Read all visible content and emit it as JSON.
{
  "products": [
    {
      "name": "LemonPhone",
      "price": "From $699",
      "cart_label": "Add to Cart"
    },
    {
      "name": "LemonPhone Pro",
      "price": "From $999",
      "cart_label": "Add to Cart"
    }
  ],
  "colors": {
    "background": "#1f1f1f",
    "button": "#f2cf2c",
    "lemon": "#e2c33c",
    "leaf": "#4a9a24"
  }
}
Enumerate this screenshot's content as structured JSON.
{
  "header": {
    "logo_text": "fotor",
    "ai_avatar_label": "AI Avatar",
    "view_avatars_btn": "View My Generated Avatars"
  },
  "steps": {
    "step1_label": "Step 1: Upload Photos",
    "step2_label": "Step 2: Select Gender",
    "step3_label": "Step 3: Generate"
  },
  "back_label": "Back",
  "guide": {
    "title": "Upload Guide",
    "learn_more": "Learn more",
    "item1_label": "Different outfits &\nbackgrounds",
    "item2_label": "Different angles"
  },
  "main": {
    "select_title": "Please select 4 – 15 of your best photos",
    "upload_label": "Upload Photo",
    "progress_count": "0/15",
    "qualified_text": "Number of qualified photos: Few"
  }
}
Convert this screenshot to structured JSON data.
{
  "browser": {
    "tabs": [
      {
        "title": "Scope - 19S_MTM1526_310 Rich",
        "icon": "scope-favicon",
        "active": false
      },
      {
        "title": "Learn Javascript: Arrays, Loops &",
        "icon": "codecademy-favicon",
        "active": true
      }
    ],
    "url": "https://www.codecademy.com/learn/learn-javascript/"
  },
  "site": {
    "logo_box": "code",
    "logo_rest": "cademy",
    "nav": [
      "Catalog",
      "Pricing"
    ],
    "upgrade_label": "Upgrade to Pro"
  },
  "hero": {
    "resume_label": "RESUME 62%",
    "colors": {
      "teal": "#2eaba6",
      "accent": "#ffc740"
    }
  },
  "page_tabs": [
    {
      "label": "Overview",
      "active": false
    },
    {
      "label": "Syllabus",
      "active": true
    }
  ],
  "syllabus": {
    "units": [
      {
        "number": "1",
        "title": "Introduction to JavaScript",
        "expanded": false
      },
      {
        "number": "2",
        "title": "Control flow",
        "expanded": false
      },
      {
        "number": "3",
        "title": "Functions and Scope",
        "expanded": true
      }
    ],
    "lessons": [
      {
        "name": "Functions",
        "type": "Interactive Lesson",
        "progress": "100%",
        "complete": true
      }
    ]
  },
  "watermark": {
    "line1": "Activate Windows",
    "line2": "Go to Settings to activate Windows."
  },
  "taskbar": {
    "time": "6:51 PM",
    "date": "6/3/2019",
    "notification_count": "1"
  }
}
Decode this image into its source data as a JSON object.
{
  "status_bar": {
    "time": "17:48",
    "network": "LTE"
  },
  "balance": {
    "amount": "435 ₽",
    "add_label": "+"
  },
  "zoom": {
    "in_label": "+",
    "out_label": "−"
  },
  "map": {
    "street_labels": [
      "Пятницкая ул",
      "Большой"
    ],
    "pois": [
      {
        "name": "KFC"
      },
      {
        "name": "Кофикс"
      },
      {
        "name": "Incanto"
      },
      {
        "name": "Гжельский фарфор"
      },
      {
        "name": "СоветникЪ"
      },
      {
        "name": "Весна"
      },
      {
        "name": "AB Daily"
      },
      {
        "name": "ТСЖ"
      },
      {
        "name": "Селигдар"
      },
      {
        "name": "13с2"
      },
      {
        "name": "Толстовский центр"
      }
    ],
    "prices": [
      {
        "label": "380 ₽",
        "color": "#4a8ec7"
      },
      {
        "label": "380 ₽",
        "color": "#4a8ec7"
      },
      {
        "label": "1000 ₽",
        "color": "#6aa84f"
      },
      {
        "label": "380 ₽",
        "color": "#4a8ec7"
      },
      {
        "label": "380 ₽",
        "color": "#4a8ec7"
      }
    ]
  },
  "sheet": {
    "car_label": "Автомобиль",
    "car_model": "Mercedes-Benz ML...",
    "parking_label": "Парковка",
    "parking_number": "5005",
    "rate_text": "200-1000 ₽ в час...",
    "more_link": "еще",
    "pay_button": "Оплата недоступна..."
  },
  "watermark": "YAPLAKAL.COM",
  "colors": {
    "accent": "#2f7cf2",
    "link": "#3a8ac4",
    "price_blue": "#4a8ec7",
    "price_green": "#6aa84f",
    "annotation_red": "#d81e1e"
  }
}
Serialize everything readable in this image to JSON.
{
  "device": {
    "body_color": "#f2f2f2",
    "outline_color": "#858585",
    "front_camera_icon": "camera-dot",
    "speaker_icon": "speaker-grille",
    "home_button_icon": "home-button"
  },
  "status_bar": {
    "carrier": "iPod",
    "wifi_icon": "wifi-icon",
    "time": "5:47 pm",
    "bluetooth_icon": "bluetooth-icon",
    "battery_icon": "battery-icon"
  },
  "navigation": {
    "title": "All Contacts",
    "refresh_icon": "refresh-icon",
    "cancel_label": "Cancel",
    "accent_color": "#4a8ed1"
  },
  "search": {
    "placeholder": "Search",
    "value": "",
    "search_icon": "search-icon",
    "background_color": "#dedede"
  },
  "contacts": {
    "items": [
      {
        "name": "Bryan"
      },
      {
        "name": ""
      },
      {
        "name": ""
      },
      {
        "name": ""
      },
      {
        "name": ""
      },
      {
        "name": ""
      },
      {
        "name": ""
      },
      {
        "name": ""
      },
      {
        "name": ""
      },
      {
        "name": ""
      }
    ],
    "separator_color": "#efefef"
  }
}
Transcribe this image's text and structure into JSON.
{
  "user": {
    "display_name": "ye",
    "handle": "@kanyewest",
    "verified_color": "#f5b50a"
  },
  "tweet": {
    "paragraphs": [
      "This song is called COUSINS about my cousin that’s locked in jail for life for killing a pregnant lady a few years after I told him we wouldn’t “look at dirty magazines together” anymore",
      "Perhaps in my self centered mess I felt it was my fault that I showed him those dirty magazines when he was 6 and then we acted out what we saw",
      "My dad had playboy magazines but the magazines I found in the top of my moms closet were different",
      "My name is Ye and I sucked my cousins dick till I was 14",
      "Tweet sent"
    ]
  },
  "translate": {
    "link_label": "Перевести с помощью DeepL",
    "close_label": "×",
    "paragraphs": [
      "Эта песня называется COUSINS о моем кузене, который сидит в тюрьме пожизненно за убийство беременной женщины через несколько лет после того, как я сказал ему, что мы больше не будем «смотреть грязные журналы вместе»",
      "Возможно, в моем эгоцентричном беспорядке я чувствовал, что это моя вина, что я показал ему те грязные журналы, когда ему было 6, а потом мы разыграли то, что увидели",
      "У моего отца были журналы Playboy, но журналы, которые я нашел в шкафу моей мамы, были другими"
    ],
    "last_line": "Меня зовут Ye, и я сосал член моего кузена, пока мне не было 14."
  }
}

#####

Write out every entry exactly as given.

#### [RESPONSE BELOW]
Read all visible content and emit it as JSON.
{
  "products": [
    {
      "name": "LemonPhone",
      "price": "From $699",
      "cart_label": "Add to Cart"
    },
    {
      "name": "LemonPhone Pro",
      "price": "From $999",
      "cart_label": "Add to Cart"
    }
  ],
  "colors": {
    "background": "#1f1f1f",
    "button": "#f2cf2c",
    "lemon": "#e2c33c",
    "leaf": "#4a9a24"
  }
}
Enumerate this screenshot's content as structured JSON.
{
  "header": {
    "logo_text": "fotor",
    "ai_avatar_label": "AI Avatar",
    "view_avatars_btn": "View My Generated Avatars"
  },
  "steps": {
    "step1_label": "Step 1: Upload Photos",
    "step2_label": "Step 2: Select Gender",
    "step3_label": "Step 3: Generate"
  },
  "back_label": "Back",
  "guide": {
    "title": "Upload Guide",
    "learn_more": "Learn more",
    "item1_label": "Different outfits &\nbackgrounds",
    "item2_label": "Different angles"
  },
  "main": {
    "select_title": "Please select 4 – 15 of your best photos",
    "upload_label": "Upload Photo",
    "progress_count": "0/15",
    "qualified_text": "Number of qualified photos: Few"
  }
}
Convert this screenshot to structured JSON data.
{
  "browser": {
    "tabs": [
      {
        "title": "Scope - 19S_MTM1526_310 Rich",
        "icon": "scope-favicon",
        "active": false
      },
      {
        "title": "Learn Javascript: Arrays, Loops &",
        "icon": "codecademy-favicon",
        "active": true
      }
    ],
    "url": "https://www.codecademy.com/learn/learn-javascript/"
  },
  "site": {
    "logo_box": "code",
    "logo_rest": "cademy",
    "nav": [
      "Catalog",
      "Pricing"
    ],
    "upgrade_label": "Upgrade to Pro"
  },
  "hero": {
    "resume_label": "RESUME 62%",
    "colors": {
      "teal": "#2eaba6",
      "accent": "#ffc740"
    }
  },
  "page_tabs": [
    {
      "label": "Overview",
      "active": false
    },
    {
      "label": "Syllabus",
      "active": true
    }
  ],
  "syllabus": {
    "units": [
      {
        "number": "1",
        "title": "Introduction to JavaScript",
        "expanded": false
      },
      {
        "number": "2",
        "title": "Control flow",
        "expanded": false
      },
      {
        "number": "3",
        "title": "Functions and Scope",
        "expanded": true
      }
    ],
    "lessons": [
      {
        "name": "Functions",
        "type": "Interactive Lesson",
        "progress": "100%",
        "complete": true
      }
    ]
  },
  "watermark": {
    "line1": "Activate Windows",
    "line2": "Go to Settings to activate Windows."
  },
  "taskbar": {
    "time": "6:51 PM",
    "date": "6/3/2019",
    "notification_count": "1"
  }
}
Decode this image into its source data as a JSON object.
{
  "status_bar": {
    "time": "17:48",
    "network": "LTE"
  },
  "balance": {
    "amount": "435 ₽",
    "add_label": "+"
  },
  "zoom": {
    "in_label": "+",
    "out_label": "−"
  },
  "map": {
    "street_labels": [
      "Пятницкая ул",
      "Большой"
    ],
    "pois": [
      {
        "name": "KFC"
      },
      {
        "name": "Кофикс"
      },
      {
        "name": "Incanto"
      },
      {
        "name": "Гжельский фарфор"
      },
      {
        "name": "СоветникЪ"
      },
      {
        "name": "Весна"
      },
      {
        "name": "AB Daily"
      },
      {
        "name": "ТСЖ"
      },
      {
        "name": "Селигдар"
      },
      {
        "name": "13с2"
      },
      {
        "name": "Толстовский центр"
      }
    ],
    "prices": [
      {
        "label": "380 ₽",
        "color": "#4a8ec7"
      },
      {
        "label": "380 ₽",
        "color": "#4a8ec7"
      },
      {
        "label": "1000 ₽",
        "color": "#6aa84f"
      },
      {
        "label": "380 ₽",
        "color": "#4a8ec7"
      },
      {
        "label": "380 ₽",
        "color": "#4a8ec7"
      }
    ]
  },
  "sheet": {
    "car_label": "Автомобиль",
    "car_model": "Mercedes-Benz ML...",
    "parking_label": "Парковка",
    "parking_number": "5005",
    "rate_text": "200-1000 ₽ в час...",
    "more_link": "еще",
    "pay_button": "Оплата недоступна..."
  },
  "watermark": "YAPLAKAL.COM",
  "colors": {
    "accent": "#2f7cf2",
    "link": "#3a8ac4",
    "price_blue": "#4a8ec7",
    "price_green": "#6aa84f",
    "annotation_red": "#d81e1e"
  }
}
Serialize everything readable in this image to JSON.
{
  "device": {
    "body_color": "#f2f2f2",
    "outline_color": "#858585",
    "front_camera_icon": "camera-dot",
    "speaker_icon": "speaker-grille",
    "home_button_icon": "home-button"
  },
  "status_bar": {
    "carrier": "iPod",
    "wifi_icon": "wifi-icon",
    "time": "5:47 pm",
    "bluetooth_icon": "bluetooth-icon",
    "battery_icon": "battery-icon"
  },
  "navigation": {
    "title": "All Contacts",
    "refresh_icon": "refresh-icon",
    "cancel_label": "Cancel",
    "accent_color": "#4a8ed1"
  },
  "search": {
    "placeholder": "Search",
    "value": "",
    "search_icon": "search-icon",
    "background_color": "#dedede"
  },
  "contacts": {
    "items": [
      {
        "name": "Bryan"
      },
      {
        "name": ""
      },
      {
        "name": ""
      },
      {
        "name": ""
      },
      {
        "name": ""
      },
      {
        "name": ""
      },
      {
        "name": ""
      },
      {
        "name": ""
      },
      {
        "name": ""
      },
      {
        "name": ""
      }
    ],
    "separator_color": "#efefef"
  }
}
Transcribe this image's text and structure into JSON.
{
  "user": {
    "display_name": "ye",
    "handle": "@kanyewest",
    "verified_color": "#f5b50a"
  },
  "tweet": {
    "paragraphs": [
      "This song is called COUSINS about my cousin that’s locked in jail for life for killing a pregnant lady a few years after I told him we wouldn’t “look at dirty magazines together” anymore",
      "Perhaps in my self centered mess I felt it was my fault that I showed him those dirty magazines when he was 6 and then we acted out what we saw",
      "My dad had playboy magazines but the magazines I found in the top of my moms closet were different",
      "My name is Ye and I sucked my cousins dick till I was 14",
      "Tweet sent"
    ]
  },
  "translate": {
    "link_label": "Перевести с помощью DeepL",
    "close_label": "×",
    "paragraphs": [
      "Эта песня называется COUSINS о моем кузене, который сидит в тюрьме пожизненно за убийство беременной женщины через несколько лет после того, как я сказал ему, что мы больше не будем «смотреть грязные журналы вместе»",
      "Возможно, в моем эгоцентричном беспорядке я чувствовал, что это моя вина, что я показал ему те грязные журналы, когда ему было 6, а потом мы разыграли то, что увидели",
      "У моего отца были журналы Playboy, но журналы, которые я нашел в шкафу моей мамы, были другими"
    ],
    "last_line": "Меня зовут Ye, и я сосал член моего кузена, пока мне не было 14."
  }
}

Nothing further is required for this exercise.